■ Problem: Transcribe the records below exactly, leaving out any pictures.

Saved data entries
·····

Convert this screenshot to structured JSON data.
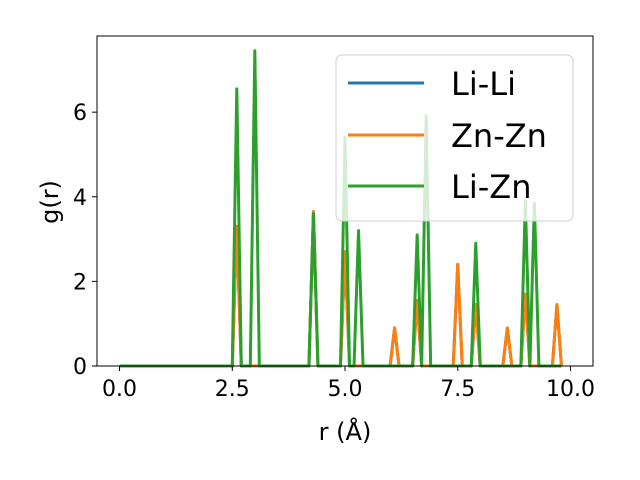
{
  "chart_data": {
    "type": "line",
    "title": "",
    "xlabel": "r (Å)",
    "ylabel": "g(r)",
    "xlim": [
      -0.5,
      10.5
    ],
    "ylim": [
      0,
      7.8
    ],
    "xticks": [
      0.0,
      2.5,
      5.0,
      7.5,
      10.0
    ],
    "xtick_labels": [
      "0.0",
      "2.5",
      "5.0",
      "7.5",
      "10.0"
    ],
    "yticks": [
      0,
      2,
      4,
      6
    ],
    "ytick_labels": [
      "0",
      "2",
      "4",
      "6"
    ],
    "grid": false,
    "legend_position": "top-right",
    "series": [
      {
        "name": "Li-Li",
        "color": "#1f77b4",
        "peaks": [
          [
            2.6,
            3.3
          ],
          [
            4.3,
            3.65
          ],
          [
            5.0,
            2.7
          ],
          [
            6.1,
            0.9
          ],
          [
            6.6,
            1.55
          ],
          [
            7.5,
            2.4
          ],
          [
            7.9,
            1.45
          ],
          [
            8.6,
            0.9
          ],
          [
            9.0,
            1.7
          ],
          [
            9.7,
            1.45
          ]
        ]
      },
      {
        "name": "Zn-Zn",
        "color": "#ff7f0e",
        "peaks": [
          [
            2.6,
            3.3
          ],
          [
            4.3,
            3.65
          ],
          [
            5.0,
            2.7
          ],
          [
            6.1,
            0.9
          ],
          [
            6.6,
            1.55
          ],
          [
            7.5,
            2.4
          ],
          [
            7.9,
            1.45
          ],
          [
            8.6,
            0.9
          ],
          [
            9.0,
            1.7
          ],
          [
            9.7,
            1.45
          ]
        ]
      },
      {
        "name": "Li-Zn",
        "color": "#2ca02c",
        "peaks": [
          [
            2.6,
            6.55
          ],
          [
            3.0,
            7.45
          ],
          [
            4.3,
            3.6
          ],
          [
            5.0,
            5.4
          ],
          [
            5.3,
            3.2
          ],
          [
            6.6,
            3.1
          ],
          [
            6.8,
            5.9
          ],
          [
            7.9,
            2.9
          ],
          [
            9.0,
            3.9
          ],
          [
            9.2,
            3.85
          ]
        ]
      }
    ],
    "r_range": [
      0.0,
      9.8
    ],
    "peak_half_width": 0.1
  }
}
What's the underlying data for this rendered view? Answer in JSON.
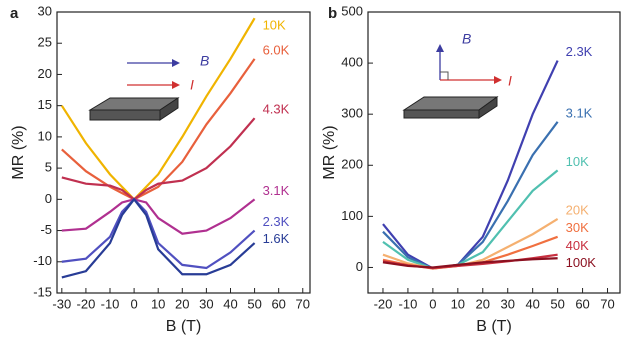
{
  "chart_data": [
    {
      "type": "line",
      "title": "a",
      "xlabel": "B (T)",
      "ylabel": "MR (%)",
      "annotations": [
        "B",
        "I"
      ],
      "x": [
        -30,
        -20,
        -10,
        -5,
        0,
        5,
        10,
        20,
        30,
        40,
        50
      ],
      "xlim": [
        -32,
        73
      ],
      "ylim": [
        -15,
        30
      ],
      "xticks": [
        -30,
        -20,
        -10,
        0,
        10,
        20,
        30,
        40,
        50,
        60,
        70
      ],
      "yticks": [
        -15,
        -10,
        -5,
        0,
        5,
        10,
        15,
        20,
        25,
        30
      ],
      "series": [
        {
          "name": "10K",
          "color": "#f0b400",
          "values": [
            15,
            9,
            4,
            2,
            0,
            2,
            4,
            10,
            16.5,
            22.5,
            29
          ]
        },
        {
          "name": "6.0K",
          "color": "#e8603c",
          "values": [
            8,
            4.5,
            2,
            1,
            0,
            1,
            2,
            6,
            12,
            17,
            22.5
          ]
        },
        {
          "name": "4.3K",
          "color": "#c03050",
          "values": [
            3.5,
            2.5,
            2.2,
            1.5,
            0,
            1.5,
            2.5,
            3,
            5,
            8.5,
            13
          ]
        },
        {
          "name": "3.1K",
          "color": "#b03090",
          "values": [
            -5,
            -4.7,
            -2,
            -0.5,
            0,
            -0.5,
            -3,
            -5.5,
            -5,
            -3,
            0
          ]
        },
        {
          "name": "2.3K",
          "color": "#5050c0",
          "values": [
            -10,
            -9.5,
            -6,
            -2,
            0,
            -2,
            -7,
            -10.5,
            -11,
            -8.5,
            -5
          ]
        },
        {
          "name": "1.6K",
          "color": "#283c96",
          "values": [
            -12.5,
            -11.5,
            -7,
            -2.5,
            0,
            -2.5,
            -8,
            -12,
            -12,
            -10.5,
            -7
          ]
        }
      ]
    },
    {
      "type": "line",
      "title": "b",
      "xlabel": "B (T)",
      "ylabel": "MR (%)",
      "annotations": [
        "B",
        "I"
      ],
      "x": [
        -20,
        -10,
        0,
        10,
        20,
        30,
        40,
        50
      ],
      "xlim": [
        -26,
        75
      ],
      "ylim": [
        -50,
        500
      ],
      "xticks": [
        -20,
        -10,
        0,
        10,
        20,
        30,
        40,
        50,
        60,
        70
      ],
      "yticks": [
        0,
        100,
        200,
        300,
        400,
        500
      ],
      "series": [
        {
          "name": "2.3K",
          "color": "#4040b0",
          "values": [
            85,
            25,
            -2,
            5,
            60,
            170,
            300,
            405
          ]
        },
        {
          "name": "3.1K",
          "color": "#3a70b0",
          "values": [
            70,
            20,
            -2,
            5,
            50,
            130,
            220,
            285
          ]
        },
        {
          "name": "10K",
          "color": "#50c0b0",
          "values": [
            50,
            15,
            -2,
            5,
            30,
            90,
            150,
            190
          ]
        },
        {
          "name": "20K",
          "color": "#f5b070",
          "values": [
            25,
            8,
            -2,
            3,
            15,
            40,
            65,
            95
          ]
        },
        {
          "name": "30K",
          "color": "#f07040",
          "values": [
            15,
            5,
            -2,
            3,
            10,
            25,
            42,
            60
          ]
        },
        {
          "name": "40K",
          "color": "#c83040",
          "values": [
            12,
            4,
            -1,
            3,
            7,
            12,
            18,
            25
          ]
        },
        {
          "name": "100K",
          "color": "#8b1020",
          "values": [
            10,
            3,
            0,
            5,
            10,
            13,
            16,
            18
          ]
        }
      ]
    }
  ]
}
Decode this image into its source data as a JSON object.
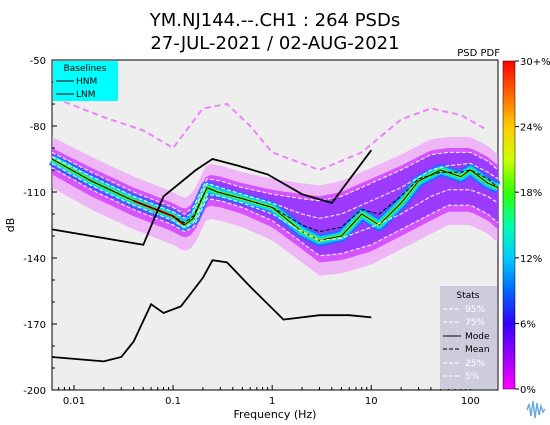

·····

■ Solved exercise:
Convert this screenshot to structured JSON data.
{
  "chart_data": {
    "type": "line",
    "title": "",
    "xlabel": "r (Å)",
    "ylabel": "g(r)",
    "xlim": [
      -0.5,
      10.5
    ],
    "ylim": [
      0,
      7.8
    ],
    "xticks": [
      0.0,
      2.5,
      5.0,
      7.5,
      10.0
    ],
    "xtick_labels": [
      "0.0",
      "2.5",
      "5.0",
      "7.5",
      "10.0"
    ],
    "yticks": [
      0,
      2,
      4,
      6
    ],
    "ytick_labels": [
      "0",
      "2",
      "4",
      "6"
    ],
    "grid": false,
    "legend_position": "top-right",
    "series": [
      {
        "name": "Li-Li",
        "color": "#1f77b4",
        "peaks": [
          [
            2.6,
            3.3
          ],
          [
            4.3,
            3.65
          ],
          [
            5.0,
            2.7
          ],
          [
            6.1,
            0.9
          ],
          [
            6.6,
            1.55
          ],
          [
            7.5,
            2.4
          ],
          [
            7.9,
            1.45
          ],
          [
            8.6,
            0.9
          ],
          [
            9.0,
            1.7
          ],
          [
            9.7,
            1.45
          ]
        ]
      },
      {
        "name": "Zn-Zn",
        "color": "#ff7f0e",
        "peaks": [
          [
            2.6,
            3.3
          ],
          [
            4.3,
            3.65
          ],
          [
            5.0,
            2.7
          ],
          [
            6.1,
            0.9
          ],
          [
            6.6,
            1.55
          ],
          [
            7.5,
            2.4
          ],
          [
            7.9,
            1.45
          ],
          [
            8.6,
            0.9
          ],
          [
            9.0,
            1.7
          ],
          [
            9.7,
            1.45
          ]
        ]
      },
      {
        "name": "Li-Zn",
        "color": "#2ca02c",
        "peaks": [
          [
            2.6,
            6.55
          ],
          [
            3.0,
            7.45
          ],
          [
            4.3,
            3.6
          ],
          [
            5.0,
            5.4
          ],
          [
            5.3,
            3.2
          ],
          [
            6.6,
            3.1
          ],
          [
            6.8,
            5.9
          ],
          [
            7.9,
            2.9
          ],
          [
            9.0,
            3.9
          ],
          [
            9.2,
            3.85
          ]
        ]
      }
    ],
    "r_range": [
      0.0,
      9.8
    ],
    "peak_half_width": 0.1
  }
}
What's the underlying data for this rendered view? Answer in JSON.
{
  "chart_data": [
    {
      "type": "line",
      "title": "a",
      "xlabel": "B (T)",
      "ylabel": "MR (%)",
      "annotations": [
        "B",
        "I"
      ],
      "x": [
        -30,
        -20,
        -10,
        -5,
        0,
        5,
        10,
        20,
        30,
        40,
        50
      ],
      "xlim": [
        -32,
        73
      ],
      "ylim": [
        -15,
        30
      ],
      "xticks": [
        -30,
        -20,
        -10,
        0,
        10,
        20,
        30,
        40,
        50,
        60,
        70
      ],
      "yticks": [
        -15,
        -10,
        -5,
        0,
        5,
        10,
        15,
        20,
        25,
        30
      ],
      "series": [
        {
          "name": "10K",
          "color": "#f0b400",
          "values": [
            15,
            9,
            4,
            2,
            0,
            2,
            4,
            10,
            16.5,
            22.5,
            29
          ]
        },
        {
          "name": "6.0K",
          "color": "#e8603c",
          "values": [
            8,
            4.5,
            2,
            1,
            0,
            1,
            2,
            6,
            12,
            17,
            22.5
          ]
        },
        {
          "name": "4.3K",
          "color": "#c03050",
          "values": [
            3.5,
            2.5,
            2.2,
            1.5,
            0,
            1.5,
            2.5,
            3,
            5,
            8.5,
            13
          ]
        },
        {
          "name": "3.1K",
          "color": "#b03090",
          "values": [
            -5,
            -4.7,
            -2,
            -0.5,
            0,
            -0.5,
            -3,
            -5.5,
            -5,
            -3,
            0
          ]
        },
        {
          "name": "2.3K",
          "color": "#5050c0",
          "values": [
            -10,
            -9.5,
            -6,
            -2,
            0,
            -2,
            -7,
            -10.5,
            -11,
            -8.5,
            -5
          ]
        },
        {
          "name": "1.6K",
          "color": "#283c96",
          "values": [
            -12.5,
            -11.5,
            -7,
            -2.5,
            0,
            -2.5,
            -8,
            -12,
            -12,
            -10.5,
            -7
          ]
        }
      ]
    },
    {
      "type": "line",
      "title": "b",
      "xlabel": "B (T)",
      "ylabel": "MR (%)",
      "annotations": [
        "B",
        "I"
      ],
      "x": [
        -20,
        -10,
        0,
        10,
        20,
        30,
        40,
        50
      ],
      "xlim": [
        -26,
        75
      ],
      "ylim": [
        -50,
        500
      ],
      "xticks": [
        -20,
        -10,
        0,
        10,
        20,
        30,
        40,
        50,
        60,
        70
      ],
      "yticks": [
        0,
        100,
        200,
        300,
        400,
        500
      ],
      "series": [
        {
          "name": "2.3K",
          "color": "#4040b0",
          "values": [
            85,
            25,
            -2,
            5,
            60,
            170,
            300,
            405
          ]
        },
        {
          "name": "3.1K",
          "color": "#3a70b0",
          "values": [
            70,
            20,
            -2,
            5,
            50,
            130,
            220,
            285
          ]
        },
        {
          "name": "10K",
          "color": "#50c0b0",
          "values": [
            50,
            15,
            -2,
            5,
            30,
            90,
            150,
            190
          ]
        },
        {
          "name": "20K",
          "color": "#f5b070",
          "values": [
            25,
            8,
            -2,
            3,
            15,
            40,
            65,
            95
          ]
        },
        {
          "name": "30K",
          "color": "#f07040",
          "values": [
            15,
            5,
            -2,
            3,
            10,
            25,
            42,
            60
          ]
        },
        {
          "name": "40K",
          "color": "#c83040",
          "values": [
            12,
            4,
            -1,
            3,
            7,
            12,
            18,
            25
          ]
        },
        {
          "name": "100K",
          "color": "#8b1020",
          "values": [
            10,
            3,
            0,
            5,
            10,
            13,
            16,
            18
          ]
        }
      ]
    }
  ]
}
Decode this image into its source data as a JSON object.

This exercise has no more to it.